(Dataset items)
>> BEGIN

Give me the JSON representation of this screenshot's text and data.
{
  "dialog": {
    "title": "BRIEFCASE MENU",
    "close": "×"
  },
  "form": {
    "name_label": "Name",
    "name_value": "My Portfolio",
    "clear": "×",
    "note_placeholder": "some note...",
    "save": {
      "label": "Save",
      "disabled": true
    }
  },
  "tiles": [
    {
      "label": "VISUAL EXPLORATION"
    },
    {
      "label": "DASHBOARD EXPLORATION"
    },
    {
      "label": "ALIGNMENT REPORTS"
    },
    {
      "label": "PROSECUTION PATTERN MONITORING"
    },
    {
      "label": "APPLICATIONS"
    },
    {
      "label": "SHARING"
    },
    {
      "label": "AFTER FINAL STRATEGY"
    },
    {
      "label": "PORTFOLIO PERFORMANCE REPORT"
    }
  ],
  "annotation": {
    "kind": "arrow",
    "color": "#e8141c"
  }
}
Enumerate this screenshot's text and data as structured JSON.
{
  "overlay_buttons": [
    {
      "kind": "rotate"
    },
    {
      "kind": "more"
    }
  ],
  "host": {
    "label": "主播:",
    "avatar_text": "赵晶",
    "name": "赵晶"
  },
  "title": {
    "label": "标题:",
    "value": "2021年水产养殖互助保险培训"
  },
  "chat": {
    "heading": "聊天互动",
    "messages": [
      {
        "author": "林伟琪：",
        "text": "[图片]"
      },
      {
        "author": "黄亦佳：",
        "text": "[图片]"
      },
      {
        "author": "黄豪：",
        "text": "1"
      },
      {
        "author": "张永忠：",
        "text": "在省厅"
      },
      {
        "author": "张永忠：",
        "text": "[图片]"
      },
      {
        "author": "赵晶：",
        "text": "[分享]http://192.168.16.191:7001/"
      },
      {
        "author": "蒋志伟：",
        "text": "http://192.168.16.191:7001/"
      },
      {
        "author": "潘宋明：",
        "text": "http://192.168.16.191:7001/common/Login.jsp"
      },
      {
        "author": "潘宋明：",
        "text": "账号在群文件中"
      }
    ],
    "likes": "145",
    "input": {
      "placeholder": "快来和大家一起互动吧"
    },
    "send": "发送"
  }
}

>> END

• **Work to complete**: The lines to quote run from the one containing "Enumerate this screenshot's" through the final line of the material above; please give them exactly, both ends included, and nothing else.

• **The response**:
Enumerate this screenshot's text and data as structured JSON.
{
  "overlay_buttons": [
    {
      "kind": "rotate"
    },
    {
      "kind": "more"
    }
  ],
  "host": {
    "label": "主播:",
    "avatar_text": "赵晶",
    "name": "赵晶"
  },
  "title": {
    "label": "标题:",
    "value": "2021年水产养殖互助保险培训"
  },
  "chat": {
    "heading": "聊天互动",
    "messages": [
      {
        "author": "林伟琪：",
        "text": "[图片]"
      },
      {
        "author": "黄亦佳：",
        "text": "[图片]"
      },
      {
        "author": "黄豪：",
        "text": "1"
      },
      {
        "author": "张永忠：",
        "text": "在省厅"
      },
      {
        "author": "张永忠：",
        "text": "[图片]"
      },
      {
        "author": "赵晶：",
        "text": "[分享]http://192.168.16.191:7001/"
      },
      {
        "author": "蒋志伟：",
        "text": "http://192.168.16.191:7001/"
      },
      {
        "author": "潘宋明：",
        "text": "http://192.168.16.191:7001/common/Login.jsp"
      },
      {
        "author": "潘宋明：",
        "text": "账号在群文件中"
      }
    ],
    "likes": "145",
    "input": {
      "placeholder": "快来和大家一起互动吧"
    },
    "send": "发送"
  }
}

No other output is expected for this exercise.